Goal: Please work out how many lines in the material contain "direction" and give only that figure.

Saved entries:
BEGIN

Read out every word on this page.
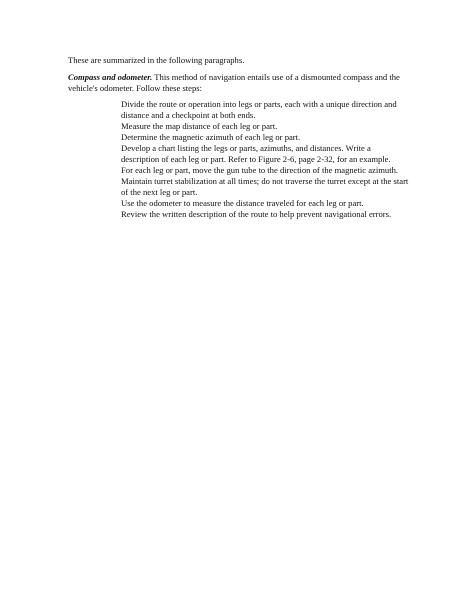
These are summarized in the following paragraphs.

Compass and odometer. This method of navigation entails use of a dismounted compass and the vehicle's odometer. Follow these steps:

Divide the route or operation into legs or parts, each with a unique direction and distance and a checkpoint at both ends.
Measure the map distance of each leg or part.
Determine the magnetic azimuth of each leg or part.
Develop a chart listing the legs or parts, azimuths, and distances. Write a description of each leg or part. Refer to Figure 2-6, page 2-32, for an example.
For each leg or part, move the gun tube to the direction of the magnetic azimuth. Maintain turret stabilization at all times; do not traverse the turret except at the start of the next leg or part.
Use the odometer to measure the distance traveled for each leg or part.
Review the written description of the route to help prevent navigational errors.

END

Correct result: 2